[Work to be completed] Reproduce the whole listing, character for character.

[Collected data entries]
● ● ●
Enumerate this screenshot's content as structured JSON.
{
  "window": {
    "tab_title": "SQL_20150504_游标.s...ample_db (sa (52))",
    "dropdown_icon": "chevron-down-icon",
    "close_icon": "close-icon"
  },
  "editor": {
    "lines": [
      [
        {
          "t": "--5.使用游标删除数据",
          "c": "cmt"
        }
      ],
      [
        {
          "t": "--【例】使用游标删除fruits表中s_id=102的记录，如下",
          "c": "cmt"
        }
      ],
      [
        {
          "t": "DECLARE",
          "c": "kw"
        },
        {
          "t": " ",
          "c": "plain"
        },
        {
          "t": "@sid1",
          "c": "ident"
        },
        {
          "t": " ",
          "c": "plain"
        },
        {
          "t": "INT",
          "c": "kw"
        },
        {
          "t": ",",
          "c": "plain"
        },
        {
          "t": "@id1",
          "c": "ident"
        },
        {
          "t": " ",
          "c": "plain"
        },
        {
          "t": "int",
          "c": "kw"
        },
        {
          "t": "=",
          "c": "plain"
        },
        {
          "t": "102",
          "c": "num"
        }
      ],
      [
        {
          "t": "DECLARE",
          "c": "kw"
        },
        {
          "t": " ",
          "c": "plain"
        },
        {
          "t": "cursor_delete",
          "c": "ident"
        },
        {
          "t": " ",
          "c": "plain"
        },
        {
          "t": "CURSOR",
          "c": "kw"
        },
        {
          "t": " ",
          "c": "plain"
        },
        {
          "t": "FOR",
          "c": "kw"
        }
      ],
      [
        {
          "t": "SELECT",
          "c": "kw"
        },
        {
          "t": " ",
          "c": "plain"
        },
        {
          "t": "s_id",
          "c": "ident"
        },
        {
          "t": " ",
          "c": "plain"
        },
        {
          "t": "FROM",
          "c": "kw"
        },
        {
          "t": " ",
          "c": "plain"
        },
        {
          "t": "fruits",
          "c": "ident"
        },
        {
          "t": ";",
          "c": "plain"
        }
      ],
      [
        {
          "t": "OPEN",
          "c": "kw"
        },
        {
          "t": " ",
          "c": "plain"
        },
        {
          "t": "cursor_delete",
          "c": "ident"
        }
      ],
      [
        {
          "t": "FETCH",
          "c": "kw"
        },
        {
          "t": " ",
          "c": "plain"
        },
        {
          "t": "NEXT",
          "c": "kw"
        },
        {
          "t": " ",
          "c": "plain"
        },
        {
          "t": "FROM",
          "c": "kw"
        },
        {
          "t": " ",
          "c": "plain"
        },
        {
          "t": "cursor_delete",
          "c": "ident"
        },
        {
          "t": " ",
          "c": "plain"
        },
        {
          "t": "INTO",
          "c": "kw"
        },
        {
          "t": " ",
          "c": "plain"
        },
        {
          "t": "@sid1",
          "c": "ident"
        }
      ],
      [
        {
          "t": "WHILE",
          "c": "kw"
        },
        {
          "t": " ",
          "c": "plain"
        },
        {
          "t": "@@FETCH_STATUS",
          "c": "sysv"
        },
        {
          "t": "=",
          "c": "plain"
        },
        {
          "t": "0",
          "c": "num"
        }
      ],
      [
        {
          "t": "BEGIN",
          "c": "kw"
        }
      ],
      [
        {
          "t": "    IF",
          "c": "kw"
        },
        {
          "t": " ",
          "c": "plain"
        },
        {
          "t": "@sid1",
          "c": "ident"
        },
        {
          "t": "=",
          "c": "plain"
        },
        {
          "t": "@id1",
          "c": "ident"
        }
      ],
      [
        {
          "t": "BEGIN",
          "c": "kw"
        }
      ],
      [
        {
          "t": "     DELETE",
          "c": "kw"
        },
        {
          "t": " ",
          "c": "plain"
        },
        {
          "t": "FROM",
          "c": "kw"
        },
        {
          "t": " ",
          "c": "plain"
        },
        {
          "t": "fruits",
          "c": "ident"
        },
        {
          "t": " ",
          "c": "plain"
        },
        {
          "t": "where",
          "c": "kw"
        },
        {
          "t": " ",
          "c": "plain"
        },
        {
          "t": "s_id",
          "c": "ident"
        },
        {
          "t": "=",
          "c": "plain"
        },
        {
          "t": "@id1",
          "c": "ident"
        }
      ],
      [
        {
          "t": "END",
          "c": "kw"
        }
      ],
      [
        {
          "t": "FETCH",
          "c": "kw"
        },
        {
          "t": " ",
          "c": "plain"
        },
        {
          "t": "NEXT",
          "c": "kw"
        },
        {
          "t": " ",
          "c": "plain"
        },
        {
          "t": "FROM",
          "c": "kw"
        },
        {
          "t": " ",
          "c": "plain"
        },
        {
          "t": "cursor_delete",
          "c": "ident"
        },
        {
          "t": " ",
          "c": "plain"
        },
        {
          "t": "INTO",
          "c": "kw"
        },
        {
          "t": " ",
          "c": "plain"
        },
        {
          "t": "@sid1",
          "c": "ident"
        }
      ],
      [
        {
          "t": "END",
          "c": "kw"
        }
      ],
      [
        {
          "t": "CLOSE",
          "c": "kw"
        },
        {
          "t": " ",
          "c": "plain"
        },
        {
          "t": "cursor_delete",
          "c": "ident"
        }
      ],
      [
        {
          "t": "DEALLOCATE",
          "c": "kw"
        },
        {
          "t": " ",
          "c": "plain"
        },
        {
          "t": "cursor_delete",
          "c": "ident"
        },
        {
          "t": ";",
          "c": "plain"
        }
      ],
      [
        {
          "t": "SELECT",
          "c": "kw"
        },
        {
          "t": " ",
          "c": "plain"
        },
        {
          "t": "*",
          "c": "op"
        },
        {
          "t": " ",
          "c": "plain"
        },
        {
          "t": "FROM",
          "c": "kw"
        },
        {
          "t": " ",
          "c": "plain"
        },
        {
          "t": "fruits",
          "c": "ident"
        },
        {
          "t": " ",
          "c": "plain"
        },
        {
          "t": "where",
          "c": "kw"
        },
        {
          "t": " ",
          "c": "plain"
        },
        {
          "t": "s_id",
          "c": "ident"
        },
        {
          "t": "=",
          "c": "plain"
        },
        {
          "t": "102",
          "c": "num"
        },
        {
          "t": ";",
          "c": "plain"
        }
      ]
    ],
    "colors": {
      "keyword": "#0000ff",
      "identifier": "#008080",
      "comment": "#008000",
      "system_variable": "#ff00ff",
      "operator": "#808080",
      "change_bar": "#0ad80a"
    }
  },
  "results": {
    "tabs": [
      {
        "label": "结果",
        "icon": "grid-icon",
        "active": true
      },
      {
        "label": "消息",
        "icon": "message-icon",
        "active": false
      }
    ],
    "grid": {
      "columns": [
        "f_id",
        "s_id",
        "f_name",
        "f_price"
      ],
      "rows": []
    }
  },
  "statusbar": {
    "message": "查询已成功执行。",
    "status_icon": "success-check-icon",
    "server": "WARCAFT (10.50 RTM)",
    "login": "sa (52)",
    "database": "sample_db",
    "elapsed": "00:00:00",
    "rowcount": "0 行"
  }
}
● ● ●
[Exercise output]
Enumerate this screenshot's content as structured JSON.
{
  "window": {
    "tab_title": "SQL_20150504_游标.s...ample_db (sa (52))",
    "dropdown_icon": "chevron-down-icon",
    "close_icon": "close-icon"
  },
  "editor": {
    "lines": [
      [
        {
          "t": "--5.使用游标删除数据",
          "c": "cmt"
        }
      ],
      [
        {
          "t": "--【例】使用游标删除fruits表中s_id=102的记录，如下",
          "c": "cmt"
        }
      ],
      [
        {
          "t": "DECLARE",
          "c": "kw"
        },
        {
          "t": " ",
          "c": "plain"
        },
        {
          "t": "@sid1",
          "c": "ident"
        },
        {
          "t": " ",
          "c": "plain"
        },
        {
          "t": "INT",
          "c": "kw"
        },
        {
          "t": ",",
          "c": "plain"
        },
        {
          "t": "@id1",
          "c": "ident"
        },
        {
          "t": " ",
          "c": "plain"
        },
        {
          "t": "int",
          "c": "kw"
        },
        {
          "t": "=",
          "c": "plain"
        },
        {
          "t": "102",
          "c": "num"
        }
      ],
      [
        {
          "t": "DECLARE",
          "c": "kw"
        },
        {
          "t": " ",
          "c": "plain"
        },
        {
          "t": "cursor_delete",
          "c": "ident"
        },
        {
          "t": " ",
          "c": "plain"
        },
        {
          "t": "CURSOR",
          "c": "kw"
        },
        {
          "t": " ",
          "c": "plain"
        },
        {
          "t": "FOR",
          "c": "kw"
        }
      ],
      [
        {
          "t": "SELECT",
          "c": "kw"
        },
        {
          "t": " ",
          "c": "plain"
        },
        {
          "t": "s_id",
          "c": "ident"
        },
        {
          "t": " ",
          "c": "plain"
        },
        {
          "t": "FROM",
          "c": "kw"
        },
        {
          "t": " ",
          "c": "plain"
        },
        {
          "t": "fruits",
          "c": "ident"
        },
        {
          "t": ";",
          "c": "plain"
        }
      ],
      [
        {
          "t": "OPEN",
          "c": "kw"
        },
        {
          "t": " ",
          "c": "plain"
        },
        {
          "t": "cursor_delete",
          "c": "ident"
        }
      ],
      [
        {
          "t": "FETCH",
          "c": "kw"
        },
        {
          "t": " ",
          "c": "plain"
        },
        {
          "t": "NEXT",
          "c": "kw"
        },
        {
          "t": " ",
          "c": "plain"
        },
        {
          "t": "FROM",
          "c": "kw"
        },
        {
          "t": " ",
          "c": "plain"
        },
        {
          "t": "cursor_delete",
          "c": "ident"
        },
        {
          "t": " ",
          "c": "plain"
        },
        {
          "t": "INTO",
          "c": "kw"
        },
        {
          "t": " ",
          "c": "plain"
        },
        {
          "t": "@sid1",
          "c": "ident"
        }
      ],
      [
        {
          "t": "WHILE",
          "c": "kw"
        },
        {
          "t": " ",
          "c": "plain"
        },
        {
          "t": "@@FETCH_STATUS",
          "c": "sysv"
        },
        {
          "t": "=",
          "c": "plain"
        },
        {
          "t": "0",
          "c": "num"
        }
      ],
      [
        {
          "t": "BEGIN",
          "c": "kw"
        }
      ],
      [
        {
          "t": "    IF",
          "c": "kw"
        },
        {
          "t": " ",
          "c": "plain"
        },
        {
          "t": "@sid1",
          "c": "ident"
        },
        {
          "t": "=",
          "c": "plain"
        },
        {
          "t": "@id1",
          "c": "ident"
        }
      ],
      [
        {
          "t": "BEGIN",
          "c": "kw"
        }
      ],
      [
        {
          "t": "     DELETE",
          "c": "kw"
        },
        {
          "t": " ",
          "c": "plain"
        },
        {
          "t": "FROM",
          "c": "kw"
        },
        {
          "t": " ",
          "c": "plain"
        },
        {
          "t": "fruits",
          "c": "ident"
        },
        {
          "t": " ",
          "c": "plain"
        },
        {
          "t": "where",
          "c": "kw"
        },
        {
          "t": " ",
          "c": "plain"
        },
        {
          "t": "s_id",
          "c": "ident"
        },
        {
          "t": "=",
          "c": "plain"
        },
        {
          "t": "@id1",
          "c": "ident"
        }
      ],
      [
        {
          "t": "END",
          "c": "kw"
        }
      ],
      [
        {
          "t": "FETCH",
          "c": "kw"
        },
        {
          "t": " ",
          "c": "plain"
        },
        {
          "t": "NEXT",
          "c": "kw"
        },
        {
          "t": " ",
          "c": "plain"
        },
        {
          "t": "FROM",
          "c": "kw"
        },
        {
          "t": " ",
          "c": "plain"
        },
        {
          "t": "cursor_delete",
          "c": "ident"
        },
        {
          "t": " ",
          "c": "plain"
        },
        {
          "t": "INTO",
          "c": "kw"
        },
        {
          "t": " ",
          "c": "plain"
        },
        {
          "t": "@sid1",
          "c": "ident"
        }
      ],
      [
        {
          "t": "END",
          "c": "kw"
        }
      ],
      [
        {
          "t": "CLOSE",
          "c": "kw"
        },
        {
          "t": " ",
          "c": "plain"
        },
        {
          "t": "cursor_delete",
          "c": "ident"
        }
      ],
      [
        {
          "t": "DEALLOCATE",
          "c": "kw"
        },
        {
          "t": " ",
          "c": "plain"
        },
        {
          "t": "cursor_delete",
          "c": "ident"
        },
        {
          "t": ";",
          "c": "plain"
        }
      ],
      [
        {
          "t": "SELECT",
          "c": "kw"
        },
        {
          "t": " ",
          "c": "plain"
        },
        {
          "t": "*",
          "c": "op"
        },
        {
          "t": " ",
          "c": "plain"
        },
        {
          "t": "FROM",
          "c": "kw"
        },
        {
          "t": " ",
          "c": "plain"
        },
        {
          "t": "fruits",
          "c": "ident"
        },
        {
          "t": " ",
          "c": "plain"
        },
        {
          "t": "where",
          "c": "kw"
        },
        {
          "t": " ",
          "c": "plain"
        },
        {
          "t": "s_id",
          "c": "ident"
        },
        {
          "t": "=",
          "c": "plain"
        },
        {
          "t": "102",
          "c": "num"
        },
        {
          "t": ";",
          "c": "plain"
        }
      ]
    ],
    "colors": {
      "keyword": "#0000ff",
      "identifier": "#008080",
      "comment": "#008000",
      "system_variable": "#ff00ff",
      "operator": "#808080",
      "change_bar": "#0ad80a"
    }
  },
  "results": {
    "tabs": [
      {
        "label": "结果",
        "icon": "grid-icon",
        "active": true
      },
      {
        "label": "消息",
        "icon": "message-icon",
        "active": false
      }
    ],
    "grid": {
      "columns": [
        "f_id",
        "s_id",
        "f_name",
        "f_price"
      ],
      "rows": []
    }
  },
  "statusbar": {
    "message": "查询已成功执行。",
    "status_icon": "success-check-icon",
    "server": "WARCAFT (10.50 RTM)",
    "login": "sa (52)",
    "database": "sample_db",
    "elapsed": "00:00:00",
    "rowcount": "0 行"
  }
}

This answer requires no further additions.